--- INFORMATION SUPPLIED ---

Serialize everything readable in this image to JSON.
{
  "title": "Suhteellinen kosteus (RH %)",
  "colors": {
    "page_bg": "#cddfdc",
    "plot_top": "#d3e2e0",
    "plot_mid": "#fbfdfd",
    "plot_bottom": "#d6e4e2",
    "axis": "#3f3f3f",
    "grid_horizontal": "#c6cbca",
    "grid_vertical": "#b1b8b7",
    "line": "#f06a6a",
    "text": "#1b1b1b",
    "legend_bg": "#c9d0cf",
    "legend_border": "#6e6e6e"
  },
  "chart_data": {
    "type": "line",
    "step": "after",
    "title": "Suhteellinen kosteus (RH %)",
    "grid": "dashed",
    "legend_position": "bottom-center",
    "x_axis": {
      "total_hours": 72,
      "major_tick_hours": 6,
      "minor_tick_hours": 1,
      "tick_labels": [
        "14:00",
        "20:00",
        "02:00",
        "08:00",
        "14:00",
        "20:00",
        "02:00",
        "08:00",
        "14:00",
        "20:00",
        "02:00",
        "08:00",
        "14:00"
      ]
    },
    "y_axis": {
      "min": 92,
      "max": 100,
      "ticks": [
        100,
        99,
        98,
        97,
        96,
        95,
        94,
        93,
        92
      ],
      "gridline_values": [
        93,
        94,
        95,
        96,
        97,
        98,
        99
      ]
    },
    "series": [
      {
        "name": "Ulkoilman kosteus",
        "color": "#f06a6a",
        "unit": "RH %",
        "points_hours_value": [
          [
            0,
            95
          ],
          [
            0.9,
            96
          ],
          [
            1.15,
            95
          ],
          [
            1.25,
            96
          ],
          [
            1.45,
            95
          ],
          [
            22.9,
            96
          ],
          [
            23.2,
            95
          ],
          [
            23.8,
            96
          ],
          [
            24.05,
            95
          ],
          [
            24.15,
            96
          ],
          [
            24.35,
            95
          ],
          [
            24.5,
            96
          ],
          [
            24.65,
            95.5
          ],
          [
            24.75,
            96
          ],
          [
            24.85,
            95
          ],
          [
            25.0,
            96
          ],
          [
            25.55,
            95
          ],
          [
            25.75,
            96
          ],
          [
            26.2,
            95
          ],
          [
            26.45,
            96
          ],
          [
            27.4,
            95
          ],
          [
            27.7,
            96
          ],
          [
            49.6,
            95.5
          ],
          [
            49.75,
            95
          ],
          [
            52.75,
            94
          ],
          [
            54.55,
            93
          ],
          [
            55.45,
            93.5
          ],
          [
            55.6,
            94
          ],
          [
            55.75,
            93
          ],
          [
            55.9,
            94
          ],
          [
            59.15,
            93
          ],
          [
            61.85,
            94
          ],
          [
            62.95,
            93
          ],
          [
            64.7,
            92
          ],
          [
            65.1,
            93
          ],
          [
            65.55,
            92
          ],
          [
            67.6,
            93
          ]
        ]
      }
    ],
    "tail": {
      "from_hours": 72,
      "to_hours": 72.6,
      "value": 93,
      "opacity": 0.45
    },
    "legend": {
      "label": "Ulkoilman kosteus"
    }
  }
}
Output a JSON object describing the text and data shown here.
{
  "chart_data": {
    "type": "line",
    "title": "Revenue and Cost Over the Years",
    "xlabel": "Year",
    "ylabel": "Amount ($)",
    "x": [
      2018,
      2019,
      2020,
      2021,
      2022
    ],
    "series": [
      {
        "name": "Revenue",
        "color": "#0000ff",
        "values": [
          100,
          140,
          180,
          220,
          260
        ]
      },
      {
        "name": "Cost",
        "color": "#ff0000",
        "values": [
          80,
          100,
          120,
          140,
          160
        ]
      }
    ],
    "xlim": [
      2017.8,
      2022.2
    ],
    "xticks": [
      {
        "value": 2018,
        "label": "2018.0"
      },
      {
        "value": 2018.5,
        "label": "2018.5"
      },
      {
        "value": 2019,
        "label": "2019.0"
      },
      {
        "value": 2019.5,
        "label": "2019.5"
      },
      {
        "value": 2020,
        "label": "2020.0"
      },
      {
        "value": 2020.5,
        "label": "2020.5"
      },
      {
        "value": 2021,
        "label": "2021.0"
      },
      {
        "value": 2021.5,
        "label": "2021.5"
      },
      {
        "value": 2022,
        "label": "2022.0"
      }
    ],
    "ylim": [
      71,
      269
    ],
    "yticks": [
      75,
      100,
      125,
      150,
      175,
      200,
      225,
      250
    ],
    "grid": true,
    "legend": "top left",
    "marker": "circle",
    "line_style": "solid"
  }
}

---

GIVEN INSTRUCTION: Every line containing the string "Ulkoilman" must be listed.

THE OUTPUT:
        "name": "Ulkoilman kosteus",
      "label": "Ulkoilman kosteus"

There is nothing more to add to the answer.